Records supplied start

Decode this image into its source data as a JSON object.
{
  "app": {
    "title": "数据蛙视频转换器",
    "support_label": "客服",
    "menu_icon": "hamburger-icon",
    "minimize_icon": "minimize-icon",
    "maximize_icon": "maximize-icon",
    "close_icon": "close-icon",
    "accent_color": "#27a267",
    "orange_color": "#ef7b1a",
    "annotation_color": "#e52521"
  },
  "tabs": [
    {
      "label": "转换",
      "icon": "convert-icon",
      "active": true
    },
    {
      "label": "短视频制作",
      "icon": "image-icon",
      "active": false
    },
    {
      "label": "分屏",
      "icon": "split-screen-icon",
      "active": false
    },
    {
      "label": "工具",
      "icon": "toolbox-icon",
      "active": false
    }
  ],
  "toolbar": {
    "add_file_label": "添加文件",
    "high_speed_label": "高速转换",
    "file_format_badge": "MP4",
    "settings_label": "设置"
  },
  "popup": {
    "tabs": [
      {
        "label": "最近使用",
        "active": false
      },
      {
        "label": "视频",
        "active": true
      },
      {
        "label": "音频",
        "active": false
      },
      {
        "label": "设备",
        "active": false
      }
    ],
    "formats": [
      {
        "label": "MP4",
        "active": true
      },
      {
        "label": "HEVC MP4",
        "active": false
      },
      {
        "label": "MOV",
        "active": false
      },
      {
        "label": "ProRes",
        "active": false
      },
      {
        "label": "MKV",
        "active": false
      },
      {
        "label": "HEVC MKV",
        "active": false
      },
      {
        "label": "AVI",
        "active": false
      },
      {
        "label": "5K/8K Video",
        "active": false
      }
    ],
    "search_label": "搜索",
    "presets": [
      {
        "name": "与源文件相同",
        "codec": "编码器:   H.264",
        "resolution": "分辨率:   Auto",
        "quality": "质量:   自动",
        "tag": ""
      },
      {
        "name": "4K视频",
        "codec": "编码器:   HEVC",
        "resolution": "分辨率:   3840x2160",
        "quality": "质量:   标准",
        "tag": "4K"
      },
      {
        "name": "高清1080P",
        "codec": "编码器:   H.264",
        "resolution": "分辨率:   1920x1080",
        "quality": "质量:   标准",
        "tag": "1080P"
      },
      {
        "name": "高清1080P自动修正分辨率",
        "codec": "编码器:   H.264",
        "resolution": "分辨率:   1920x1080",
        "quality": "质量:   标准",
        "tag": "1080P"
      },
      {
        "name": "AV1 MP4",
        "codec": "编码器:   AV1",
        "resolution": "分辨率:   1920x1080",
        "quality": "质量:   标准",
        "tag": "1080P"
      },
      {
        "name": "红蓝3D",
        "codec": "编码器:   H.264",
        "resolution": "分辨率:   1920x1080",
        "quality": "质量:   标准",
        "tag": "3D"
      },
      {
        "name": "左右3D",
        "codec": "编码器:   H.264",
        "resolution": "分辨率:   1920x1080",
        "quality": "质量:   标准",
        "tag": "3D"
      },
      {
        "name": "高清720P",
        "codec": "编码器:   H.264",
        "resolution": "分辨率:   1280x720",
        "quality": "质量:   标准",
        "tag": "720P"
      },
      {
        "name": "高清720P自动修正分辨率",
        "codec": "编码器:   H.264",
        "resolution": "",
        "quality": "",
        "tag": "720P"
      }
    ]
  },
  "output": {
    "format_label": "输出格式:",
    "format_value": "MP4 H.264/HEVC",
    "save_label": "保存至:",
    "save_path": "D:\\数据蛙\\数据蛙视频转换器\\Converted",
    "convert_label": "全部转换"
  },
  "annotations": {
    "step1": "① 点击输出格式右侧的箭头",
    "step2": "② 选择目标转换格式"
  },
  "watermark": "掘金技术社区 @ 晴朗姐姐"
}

Records supplied end

Do this ->
Set down every record above exactly as given.

Exercise output ->
Decode this image into its source data as a JSON object.
{
  "app": {
    "title": "数据蛙视频转换器",
    "support_label": "客服",
    "menu_icon": "hamburger-icon",
    "minimize_icon": "minimize-icon",
    "maximize_icon": "maximize-icon",
    "close_icon": "close-icon",
    "accent_color": "#27a267",
    "orange_color": "#ef7b1a",
    "annotation_color": "#e52521"
  },
  "tabs": [
    {
      "label": "转换",
      "icon": "convert-icon",
      "active": true
    },
    {
      "label": "短视频制作",
      "icon": "image-icon",
      "active": false
    },
    {
      "label": "分屏",
      "icon": "split-screen-icon",
      "active": false
    },
    {
      "label": "工具",
      "icon": "toolbox-icon",
      "active": false
    }
  ],
  "toolbar": {
    "add_file_label": "添加文件",
    "high_speed_label": "高速转换",
    "file_format_badge": "MP4",
    "settings_label": "设置"
  },
  "popup": {
    "tabs": [
      {
        "label": "最近使用",
        "active": false
      },
      {
        "label": "视频",
        "active": true
      },
      {
        "label": "音频",
        "active": false
      },
      {
        "label": "设备",
        "active": false
      }
    ],
    "formats": [
      {
        "label": "MP4",
        "active": true
      },
      {
        "label": "HEVC MP4",
        "active": false
      },
      {
        "label": "MOV",
        "active": false
      },
      {
        "label": "ProRes",
        "active": false
      },
      {
        "label": "MKV",
        "active": false
      },
      {
        "label": "HEVC MKV",
        "active": false
      },
      {
        "label": "AVI",
        "active": false
      },
      {
        "label": "5K/8K Video",
        "active": false
      }
    ],
    "search_label": "搜索",
    "presets": [
      {
        "name": "与源文件相同",
        "codec": "编码器:   H.264",
        "resolution": "分辨率:   Auto",
        "quality": "质量:   自动",
        "tag": ""
      },
      {
        "name": "4K视频",
        "codec": "编码器:   HEVC",
        "resolution": "分辨率:   3840x2160",
        "quality": "质量:   标准",
        "tag": "4K"
      },
      {
        "name": "高清1080P",
        "codec": "编码器:   H.264",
        "resolution": "分辨率:   1920x1080",
        "quality": "质量:   标准",
        "tag": "1080P"
      },
      {
        "name": "高清1080P自动修正分辨率",
        "codec": "编码器:   H.264",
        "resolution": "分辨率:   1920x1080",
        "quality": "质量:   标准",
        "tag": "1080P"
      },
      {
        "name": "AV1 MP4",
        "codec": "编码器:   AV1",
        "resolution": "分辨率:   1920x1080",
        "quality": "质量:   标准",
        "tag": "1080P"
      },
      {
        "name": "红蓝3D",
        "codec": "编码器:   H.264",
        "resolution": "分辨率:   1920x1080",
        "quality": "质量:   标准",
        "tag": "3D"
      },
      {
        "name": "左右3D",
        "codec": "编码器:   H.264",
        "resolution": "分辨率:   1920x1080",
        "quality": "质量:   标准",
        "tag": "3D"
      },
      {
        "name": "高清720P",
        "codec": "编码器:   H.264",
        "resolution": "分辨率:   1280x720",
        "quality": "质量:   标准",
        "tag": "720P"
      },
      {
        "name": "高清720P自动修正分辨率",
        "codec": "编码器:   H.264",
        "resolution": "",
        "quality": "",
        "tag": "720P"
      }
    ]
  },
  "output": {
    "format_label": "输出格式:",
    "format_value": "MP4 H.264/HEVC",
    "save_label": "保存至:",
    "save_path": "D:\\数据蛙\\数据蛙视频转换器\\Converted",
    "convert_label": "全部转换"
  },
  "annotations": {
    "step1": "① 点击输出格式右侧的箭头",
    "step2": "② 选择目标转换格式"
  },
  "watermark": "掘金技术社区 @ 晴朗姐姐"
}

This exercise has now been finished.